- Directions: Repeat each record below exactly as given.

- Entries shown:
(begin)
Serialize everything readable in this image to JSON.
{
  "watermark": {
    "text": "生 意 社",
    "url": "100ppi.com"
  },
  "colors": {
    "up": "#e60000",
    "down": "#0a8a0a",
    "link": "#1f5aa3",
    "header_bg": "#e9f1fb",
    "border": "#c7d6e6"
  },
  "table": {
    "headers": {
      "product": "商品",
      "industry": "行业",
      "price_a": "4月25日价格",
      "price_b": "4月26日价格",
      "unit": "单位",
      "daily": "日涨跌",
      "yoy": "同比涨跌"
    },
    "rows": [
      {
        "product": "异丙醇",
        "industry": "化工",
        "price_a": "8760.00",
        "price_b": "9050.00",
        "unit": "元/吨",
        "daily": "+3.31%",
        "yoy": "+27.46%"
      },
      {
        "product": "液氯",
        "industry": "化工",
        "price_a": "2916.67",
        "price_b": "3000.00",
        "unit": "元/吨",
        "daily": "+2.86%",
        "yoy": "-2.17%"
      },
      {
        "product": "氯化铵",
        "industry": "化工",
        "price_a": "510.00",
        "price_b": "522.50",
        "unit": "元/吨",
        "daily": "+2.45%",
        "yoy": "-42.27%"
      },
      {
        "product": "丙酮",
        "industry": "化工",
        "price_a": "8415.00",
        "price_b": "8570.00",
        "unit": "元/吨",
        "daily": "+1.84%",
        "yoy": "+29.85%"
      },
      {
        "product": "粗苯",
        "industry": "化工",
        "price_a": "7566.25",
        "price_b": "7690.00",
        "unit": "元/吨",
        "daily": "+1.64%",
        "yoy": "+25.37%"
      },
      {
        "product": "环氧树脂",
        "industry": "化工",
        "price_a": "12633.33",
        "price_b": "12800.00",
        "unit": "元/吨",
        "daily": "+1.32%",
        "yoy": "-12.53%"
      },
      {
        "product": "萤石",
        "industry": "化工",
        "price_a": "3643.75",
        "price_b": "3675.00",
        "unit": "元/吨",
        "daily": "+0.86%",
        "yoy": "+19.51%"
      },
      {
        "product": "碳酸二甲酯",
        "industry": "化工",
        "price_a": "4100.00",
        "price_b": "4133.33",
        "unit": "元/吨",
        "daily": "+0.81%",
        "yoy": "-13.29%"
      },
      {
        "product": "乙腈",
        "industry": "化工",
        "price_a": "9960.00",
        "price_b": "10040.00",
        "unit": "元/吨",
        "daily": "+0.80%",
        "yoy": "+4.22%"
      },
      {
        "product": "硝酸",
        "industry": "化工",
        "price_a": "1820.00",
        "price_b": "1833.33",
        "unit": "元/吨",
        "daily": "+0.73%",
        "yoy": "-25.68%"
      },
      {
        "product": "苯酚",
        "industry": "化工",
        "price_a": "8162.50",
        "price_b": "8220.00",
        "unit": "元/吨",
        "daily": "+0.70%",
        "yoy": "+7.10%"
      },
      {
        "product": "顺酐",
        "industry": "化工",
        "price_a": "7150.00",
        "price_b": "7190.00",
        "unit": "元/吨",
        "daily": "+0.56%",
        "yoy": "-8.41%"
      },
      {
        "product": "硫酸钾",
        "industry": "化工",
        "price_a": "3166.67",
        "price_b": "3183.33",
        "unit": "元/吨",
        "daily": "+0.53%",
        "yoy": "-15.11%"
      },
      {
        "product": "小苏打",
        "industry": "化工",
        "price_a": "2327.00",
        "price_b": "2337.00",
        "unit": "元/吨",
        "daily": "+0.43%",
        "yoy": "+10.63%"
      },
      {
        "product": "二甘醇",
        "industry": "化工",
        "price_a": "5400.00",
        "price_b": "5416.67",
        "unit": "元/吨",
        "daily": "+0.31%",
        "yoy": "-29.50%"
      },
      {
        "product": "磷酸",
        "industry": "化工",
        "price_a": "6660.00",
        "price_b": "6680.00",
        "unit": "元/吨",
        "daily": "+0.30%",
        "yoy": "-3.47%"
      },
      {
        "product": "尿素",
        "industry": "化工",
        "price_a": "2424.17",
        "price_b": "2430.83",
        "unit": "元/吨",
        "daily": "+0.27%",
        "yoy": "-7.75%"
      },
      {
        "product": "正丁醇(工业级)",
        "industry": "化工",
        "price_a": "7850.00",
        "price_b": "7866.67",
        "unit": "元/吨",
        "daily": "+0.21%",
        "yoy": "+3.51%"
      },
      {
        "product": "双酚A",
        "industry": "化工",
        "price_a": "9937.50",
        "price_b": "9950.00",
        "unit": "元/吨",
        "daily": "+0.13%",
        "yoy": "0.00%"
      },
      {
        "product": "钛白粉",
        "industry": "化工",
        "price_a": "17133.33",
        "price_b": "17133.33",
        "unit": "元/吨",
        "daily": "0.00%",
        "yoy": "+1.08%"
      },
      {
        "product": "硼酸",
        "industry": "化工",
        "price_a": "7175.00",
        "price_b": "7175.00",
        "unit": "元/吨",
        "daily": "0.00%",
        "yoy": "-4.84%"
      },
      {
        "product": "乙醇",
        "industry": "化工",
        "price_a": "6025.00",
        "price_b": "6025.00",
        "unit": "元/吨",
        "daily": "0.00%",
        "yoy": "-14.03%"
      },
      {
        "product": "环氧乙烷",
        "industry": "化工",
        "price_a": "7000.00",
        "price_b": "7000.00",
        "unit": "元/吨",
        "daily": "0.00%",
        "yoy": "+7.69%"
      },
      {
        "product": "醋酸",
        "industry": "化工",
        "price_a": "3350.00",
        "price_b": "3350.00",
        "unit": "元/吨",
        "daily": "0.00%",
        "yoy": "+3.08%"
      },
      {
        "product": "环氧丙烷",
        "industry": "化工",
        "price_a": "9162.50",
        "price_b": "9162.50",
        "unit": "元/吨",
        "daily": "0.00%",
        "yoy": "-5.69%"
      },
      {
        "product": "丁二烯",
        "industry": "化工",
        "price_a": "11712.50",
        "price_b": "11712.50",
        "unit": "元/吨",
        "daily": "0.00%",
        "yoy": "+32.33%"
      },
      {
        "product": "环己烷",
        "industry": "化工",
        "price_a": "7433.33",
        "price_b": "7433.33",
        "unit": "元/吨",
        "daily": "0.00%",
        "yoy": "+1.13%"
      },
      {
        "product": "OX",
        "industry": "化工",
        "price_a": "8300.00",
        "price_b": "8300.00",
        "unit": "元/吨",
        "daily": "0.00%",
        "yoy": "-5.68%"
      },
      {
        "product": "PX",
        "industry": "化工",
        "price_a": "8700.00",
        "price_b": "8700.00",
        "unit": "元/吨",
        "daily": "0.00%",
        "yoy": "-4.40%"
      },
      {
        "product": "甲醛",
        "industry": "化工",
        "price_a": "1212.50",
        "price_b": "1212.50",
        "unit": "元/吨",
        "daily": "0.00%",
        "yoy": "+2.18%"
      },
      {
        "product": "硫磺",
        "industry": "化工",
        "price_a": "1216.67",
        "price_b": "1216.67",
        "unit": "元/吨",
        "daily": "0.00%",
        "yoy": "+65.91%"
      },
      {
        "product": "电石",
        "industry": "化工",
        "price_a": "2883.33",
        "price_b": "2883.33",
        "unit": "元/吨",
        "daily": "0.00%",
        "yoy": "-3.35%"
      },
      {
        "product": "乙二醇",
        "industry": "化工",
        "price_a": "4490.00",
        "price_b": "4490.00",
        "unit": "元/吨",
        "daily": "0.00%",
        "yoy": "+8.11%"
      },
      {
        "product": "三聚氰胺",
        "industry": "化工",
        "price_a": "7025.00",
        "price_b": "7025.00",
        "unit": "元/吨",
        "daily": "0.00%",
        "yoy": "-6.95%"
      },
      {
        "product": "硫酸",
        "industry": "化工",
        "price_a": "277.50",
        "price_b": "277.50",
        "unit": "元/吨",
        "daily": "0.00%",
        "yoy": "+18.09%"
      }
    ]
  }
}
(end)
- Result for this task:
Serialize everything readable in this image to JSON.
{
  "watermark": {
    "text": "生 意 社",
    "url": "100ppi.com"
  },
  "colors": {
    "up": "#e60000",
    "down": "#0a8a0a",
    "link": "#1f5aa3",
    "header_bg": "#e9f1fb",
    "border": "#c7d6e6"
  },
  "table": {
    "headers": {
      "product": "商品",
      "industry": "行业",
      "price_a": "4月25日价格",
      "price_b": "4月26日价格",
      "unit": "单位",
      "daily": "日涨跌",
      "yoy": "同比涨跌"
    },
    "rows": [
      {
        "product": "异丙醇",
        "industry": "化工",
        "price_a": "8760.00",
        "price_b": "9050.00",
        "unit": "元/吨",
        "daily": "+3.31%",
        "yoy": "+27.46%"
      },
      {
        "product": "液氯",
        "industry": "化工",
        "price_a": "2916.67",
        "price_b": "3000.00",
        "unit": "元/吨",
        "daily": "+2.86%",
        "yoy": "-2.17%"
      },
      {
        "product": "氯化铵",
        "industry": "化工",
        "price_a": "510.00",
        "price_b": "522.50",
        "unit": "元/吨",
        "daily": "+2.45%",
        "yoy": "-42.27%"
      },
      {
        "product": "丙酮",
        "industry": "化工",
        "price_a": "8415.00",
        "price_b": "8570.00",
        "unit": "元/吨",
        "daily": "+1.84%",
        "yoy": "+29.85%"
      },
      {
        "product": "粗苯",
        "industry": "化工",
        "price_a": "7566.25",
        "price_b": "7690.00",
        "unit": "元/吨",
        "daily": "+1.64%",
        "yoy": "+25.37%"
      },
      {
        "product": "环氧树脂",
        "industry": "化工",
        "price_a": "12633.33",
        "price_b": "12800.00",
        "unit": "元/吨",
        "daily": "+1.32%",
        "yoy": "-12.53%"
      },
      {
        "product": "萤石",
        "industry": "化工",
        "price_a": "3643.75",
        "price_b": "3675.00",
        "unit": "元/吨",
        "daily": "+0.86%",
        "yoy": "+19.51%"
      },
      {
        "product": "碳酸二甲酯",
        "industry": "化工",
        "price_a": "4100.00",
        "price_b": "4133.33",
        "unit": "元/吨",
        "daily": "+0.81%",
        "yoy": "-13.29%"
      },
      {
        "product": "乙腈",
        "industry": "化工",
        "price_a": "9960.00",
        "price_b": "10040.00",
        "unit": "元/吨",
        "daily": "+0.80%",
        "yoy": "+4.22%"
      },
      {
        "product": "硝酸",
        "industry": "化工",
        "price_a": "1820.00",
        "price_b": "1833.33",
        "unit": "元/吨",
        "daily": "+0.73%",
        "yoy": "-25.68%"
      },
      {
        "product": "苯酚",
        "industry": "化工",
        "price_a": "8162.50",
        "price_b": "8220.00",
        "unit": "元/吨",
        "daily": "+0.70%",
        "yoy": "+7.10%"
      },
      {
        "product": "顺酐",
        "industry": "化工",
        "price_a": "7150.00",
        "price_b": "7190.00",
        "unit": "元/吨",
        "daily": "+0.56%",
        "yoy": "-8.41%"
      },
      {
        "product": "硫酸钾",
        "industry": "化工",
        "price_a": "3166.67",
        "price_b": "3183.33",
        "unit": "元/吨",
        "daily": "+0.53%",
        "yoy": "-15.11%"
      },
      {
        "product": "小苏打",
        "industry": "化工",
        "price_a": "2327.00",
        "price_b": "2337.00",
        "unit": "元/吨",
        "daily": "+0.43%",
        "yoy": "+10.63%"
      },
      {
        "product": "二甘醇",
        "industry": "化工",
        "price_a": "5400.00",
        "price_b": "5416.67",
        "unit": "元/吨",
        "daily": "+0.31%",
        "yoy": "-29.50%"
      },
      {
        "product": "磷酸",
        "industry": "化工",
        "price_a": "6660.00",
        "price_b": "6680.00",
        "unit": "元/吨",
        "daily": "+0.30%",
        "yoy": "-3.47%"
      },
      {
        "product": "尿素",
        "industry": "化工",
        "price_a": "2424.17",
        "price_b": "2430.83",
        "unit": "元/吨",
        "daily": "+0.27%",
        "yoy": "-7.75%"
      },
      {
        "product": "正丁醇(工业级)",
        "industry": "化工",
        "price_a": "7850.00",
        "price_b": "7866.67",
        "unit": "元/吨",
        "daily": "+0.21%",
        "yoy": "+3.51%"
      },
      {
        "product": "双酚A",
        "industry": "化工",
        "price_a": "9937.50",
        "price_b": "9950.00",
        "unit": "元/吨",
        "daily": "+0.13%",
        "yoy": "0.00%"
      },
      {
        "product": "钛白粉",
        "industry": "化工",
        "price_a": "17133.33",
        "price_b": "17133.33",
        "unit": "元/吨",
        "daily": "0.00%",
        "yoy": "+1.08%"
      },
      {
        "product": "硼酸",
        "industry": "化工",
        "price_a": "7175.00",
        "price_b": "7175.00",
        "unit": "元/吨",
        "daily": "0.00%",
        "yoy": "-4.84%"
      },
      {
        "product": "乙醇",
        "industry": "化工",
        "price_a": "6025.00",
        "price_b": "6025.00",
        "unit": "元/吨",
        "daily": "0.00%",
        "yoy": "-14.03%"
      },
      {
        "product": "环氧乙烷",
        "industry": "化工",
        "price_a": "7000.00",
        "price_b": "7000.00",
        "unit": "元/吨",
        "daily": "0.00%",
        "yoy": "+7.69%"
      },
      {
        "product": "醋酸",
        "industry": "化工",
        "price_a": "3350.00",
        "price_b": "3350.00",
        "unit": "元/吨",
        "daily": "0.00%",
        "yoy": "+3.08%"
      },
      {
        "product": "环氧丙烷",
        "industry": "化工",
        "price_a": "9162.50",
        "price_b": "9162.50",
        "unit": "元/吨",
        "daily": "0.00%",
        "yoy": "-5.69%"
      },
      {
        "product": "丁二烯",
        "industry": "化工",
        "price_a": "11712.50",
        "price_b": "11712.50",
        "unit": "元/吨",
        "daily": "0.00%",
        "yoy": "+32.33%"
      },
      {
        "product": "环己烷",
        "industry": "化工",
        "price_a": "7433.33",
        "price_b": "7433.33",
        "unit": "元/吨",
        "daily": "0.00%",
        "yoy": "+1.13%"
      },
      {
        "product": "OX",
        "industry": "化工",
        "price_a": "8300.00",
        "price_b": "8300.00",
        "unit": "元/吨",
        "daily": "0.00%",
        "yoy": "-5.68%"
      },
      {
        "product": "PX",
        "industry": "化工",
        "price_a": "8700.00",
        "price_b": "8700.00",
        "unit": "元/吨",
        "daily": "0.00%",
        "yoy": "-4.40%"
      },
      {
        "product": "甲醛",
        "industry": "化工",
        "price_a": "1212.50",
        "price_b": "1212.50",
        "unit": "元/吨",
        "daily": "0.00%",
        "yoy": "+2.18%"
      },
      {
        "product": "硫磺",
        "industry": "化工",
        "price_a": "1216.67",
        "price_b": "1216.67",
        "unit": "元/吨",
        "daily": "0.00%",
        "yoy": "+65.91%"
      },
      {
        "product": "电石",
        "industry": "化工",
        "price_a": "2883.33",
        "price_b": "2883.33",
        "unit": "元/吨",
        "daily": "0.00%",
        "yoy": "-3.35%"
      },
      {
        "product": "乙二醇",
        "industry": "化工",
        "price_a": "4490.00",
        "price_b": "4490.00",
        "unit": "元/吨",
        "daily": "0.00%",
        "yoy": "+8.11%"
      },
      {
        "product": "三聚氰胺",
        "industry": "化工",
        "price_a": "7025.00",
        "price_b": "7025.00",
        "unit": "元/吨",
        "daily": "0.00%",
        "yoy": "-6.95%"
      },
      {
        "product": "硫酸",
        "industry": "化工",
        "price_a": "277.50",
        "price_b": "277.50",
        "unit": "元/吨",
        "daily": "0.00%",
        "yoy": "+18.09%"
      }
    ]
  }
}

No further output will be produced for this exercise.